-- Start of LISTING --
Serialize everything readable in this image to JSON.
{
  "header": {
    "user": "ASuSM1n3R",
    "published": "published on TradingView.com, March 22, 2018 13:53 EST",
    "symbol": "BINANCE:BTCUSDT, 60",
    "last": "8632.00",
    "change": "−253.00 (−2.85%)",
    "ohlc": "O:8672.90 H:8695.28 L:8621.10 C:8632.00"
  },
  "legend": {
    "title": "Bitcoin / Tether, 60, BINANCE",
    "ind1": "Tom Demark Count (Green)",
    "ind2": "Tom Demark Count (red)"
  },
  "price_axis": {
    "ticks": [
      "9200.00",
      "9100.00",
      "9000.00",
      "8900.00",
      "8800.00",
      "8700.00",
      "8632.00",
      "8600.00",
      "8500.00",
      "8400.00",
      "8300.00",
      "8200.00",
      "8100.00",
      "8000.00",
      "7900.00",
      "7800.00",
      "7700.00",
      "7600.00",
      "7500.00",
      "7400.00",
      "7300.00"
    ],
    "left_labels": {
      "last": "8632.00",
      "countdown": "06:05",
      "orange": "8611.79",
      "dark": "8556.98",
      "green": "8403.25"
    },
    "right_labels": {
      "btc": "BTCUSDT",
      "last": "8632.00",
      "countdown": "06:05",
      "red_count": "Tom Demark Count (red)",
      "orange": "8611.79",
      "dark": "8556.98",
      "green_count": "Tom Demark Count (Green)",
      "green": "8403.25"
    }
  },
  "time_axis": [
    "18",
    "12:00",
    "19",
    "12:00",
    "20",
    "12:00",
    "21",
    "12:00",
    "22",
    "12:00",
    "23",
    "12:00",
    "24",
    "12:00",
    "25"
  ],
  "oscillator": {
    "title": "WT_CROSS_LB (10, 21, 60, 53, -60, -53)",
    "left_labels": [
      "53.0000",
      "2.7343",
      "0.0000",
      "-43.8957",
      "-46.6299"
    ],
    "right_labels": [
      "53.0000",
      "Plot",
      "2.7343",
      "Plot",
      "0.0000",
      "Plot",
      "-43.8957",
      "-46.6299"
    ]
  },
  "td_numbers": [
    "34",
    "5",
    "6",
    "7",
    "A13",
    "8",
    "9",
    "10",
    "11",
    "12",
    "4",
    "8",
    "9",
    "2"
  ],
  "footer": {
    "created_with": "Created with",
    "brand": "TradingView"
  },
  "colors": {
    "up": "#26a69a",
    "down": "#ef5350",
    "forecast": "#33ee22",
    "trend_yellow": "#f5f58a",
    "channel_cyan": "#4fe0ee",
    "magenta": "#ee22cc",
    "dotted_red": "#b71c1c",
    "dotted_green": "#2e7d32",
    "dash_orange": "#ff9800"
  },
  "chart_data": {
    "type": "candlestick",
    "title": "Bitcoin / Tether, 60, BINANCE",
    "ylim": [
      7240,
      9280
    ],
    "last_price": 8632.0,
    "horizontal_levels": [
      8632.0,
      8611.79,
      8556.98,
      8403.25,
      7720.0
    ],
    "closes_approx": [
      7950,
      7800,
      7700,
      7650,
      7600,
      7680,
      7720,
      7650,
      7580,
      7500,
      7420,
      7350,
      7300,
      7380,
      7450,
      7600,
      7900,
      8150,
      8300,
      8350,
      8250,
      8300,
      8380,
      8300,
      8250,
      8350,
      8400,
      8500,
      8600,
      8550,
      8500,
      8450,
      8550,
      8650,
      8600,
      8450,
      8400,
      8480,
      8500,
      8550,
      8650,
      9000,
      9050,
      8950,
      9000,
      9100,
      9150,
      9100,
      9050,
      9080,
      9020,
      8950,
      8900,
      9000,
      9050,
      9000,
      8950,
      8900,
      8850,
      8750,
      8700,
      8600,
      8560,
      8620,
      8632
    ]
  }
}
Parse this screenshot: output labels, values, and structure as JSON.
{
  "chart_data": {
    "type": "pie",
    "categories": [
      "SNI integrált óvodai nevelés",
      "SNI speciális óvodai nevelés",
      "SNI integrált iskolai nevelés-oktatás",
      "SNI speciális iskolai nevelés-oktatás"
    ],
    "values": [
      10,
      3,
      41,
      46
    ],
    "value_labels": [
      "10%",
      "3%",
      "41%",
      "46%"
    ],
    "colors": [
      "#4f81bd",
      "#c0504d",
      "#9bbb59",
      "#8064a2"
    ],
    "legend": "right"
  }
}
-- End of LISTING --
TASK REQUIREMENTS: Copy all of the data exactly.

RESPONSE:
Serialize everything readable in this image to JSON.
{
  "header": {
    "user": "ASuSM1n3R",
    "published": "published on TradingView.com, March 22, 2018 13:53 EST",
    "symbol": "BINANCE:BTCUSDT, 60",
    "last": "8632.00",
    "change": "−253.00 (−2.85%)",
    "ohlc": "O:8672.90 H:8695.28 L:8621.10 C:8632.00"
  },
  "legend": {
    "title": "Bitcoin / Tether, 60, BINANCE",
    "ind1": "Tom Demark Count (Green)",
    "ind2": "Tom Demark Count (red)"
  },
  "price_axis": {
    "ticks": [
      "9200.00",
      "9100.00",
      "9000.00",
      "8900.00",
      "8800.00",
      "8700.00",
      "8632.00",
      "8600.00",
      "8500.00",
      "8400.00",
      "8300.00",
      "8200.00",
      "8100.00",
      "8000.00",
      "7900.00",
      "7800.00",
      "7700.00",
      "7600.00",
      "7500.00",
      "7400.00",
      "7300.00"
    ],
    "left_labels": {
      "last": "8632.00",
      "countdown": "06:05",
      "orange": "8611.79",
      "dark": "8556.98",
      "green": "8403.25"
    },
    "right_labels": {
      "btc": "BTCUSDT",
      "last": "8632.00",
      "countdown": "06:05",
      "red_count": "Tom Demark Count (red)",
      "orange": "8611.79",
      "dark": "8556.98",
      "green_count": "Tom Demark Count (Green)",
      "green": "8403.25"
    }
  },
  "time_axis": [
    "18",
    "12:00",
    "19",
    "12:00",
    "20",
    "12:00",
    "21",
    "12:00",
    "22",
    "12:00",
    "23",
    "12:00",
    "24",
    "12:00",
    "25"
  ],
  "oscillator": {
    "title": "WT_CROSS_LB (10, 21, 60, 53, -60, -53)",
    "left_labels": [
      "53.0000",
      "2.7343",
      "0.0000",
      "-43.8957",
      "-46.6299"
    ],
    "right_labels": [
      "53.0000",
      "Plot",
      "2.7343",
      "Plot",
      "0.0000",
      "Plot",
      "-43.8957",
      "-46.6299"
    ]
  },
  "td_numbers": [
    "34",
    "5",
    "6",
    "7",
    "A13",
    "8",
    "9",
    "10",
    "11",
    "12",
    "4",
    "8",
    "9",
    "2"
  ],
  "footer": {
    "created_with": "Created with",
    "brand": "TradingView"
  },
  "colors": {
    "up": "#26a69a",
    "down": "#ef5350",
    "forecast": "#33ee22",
    "trend_yellow": "#f5f58a",
    "channel_cyan": "#4fe0ee",
    "magenta": "#ee22cc",
    "dotted_red": "#b71c1c",
    "dotted_green": "#2e7d32",
    "dash_orange": "#ff9800"
  },
  "chart_data": {
    "type": "candlestick",
    "title": "Bitcoin / Tether, 60, BINANCE",
    "ylim": [
      7240,
      9280
    ],
    "last_price": 8632.0,
    "horizontal_levels": [
      8632.0,
      8611.79,
      8556.98,
      8403.25,
      7720.0
    ],
    "closes_approx": [
      7950,
      7800,
      7700,
      7650,
      7600,
      7680,
      7720,
      7650,
      7580,
      7500,
      7420,
      7350,
      7300,
      7380,
      7450,
      7600,
      7900,
      8150,
      8300,
      8350,
      8250,
      8300,
      8380,
      8300,
      8250,
      8350,
      8400,
      8500,
      8600,
      8550,
      8500,
      8450,
      8550,
      8650,
      8600,
      8450,
      8400,
      8480,
      8500,
      8550,
      8650,
      9000,
      9050,
      8950,
      9000,
      9100,
      9150,
      9100,
      9050,
      9080,
      9020,
      8950,
      8900,
      9000,
      9050,
      9000,
      8950,
      8900,
      8850,
      8750,
      8700,
      8600,
      8560,
      8620,
      8632
    ]
  }
}
Parse this screenshot: output labels, values, and structure as JSON.
{
  "chart_data": {
    "type": "pie",
    "categories": [
      "SNI integrált óvodai nevelés",
      "SNI speciális óvodai nevelés",
      "SNI integrált iskolai nevelés-oktatás",
      "SNI speciális iskolai nevelés-oktatás"
    ],
    "values": [
      10,
      3,
      41,
      46
    ],
    "value_labels": [
      "10%",
      "3%",
      "41%",
      "46%"
    ],
    "colors": [
      "#4f81bd",
      "#c0504d",
      "#9bbb59",
      "#8064a2"
    ],
    "legend": "right"
  }
}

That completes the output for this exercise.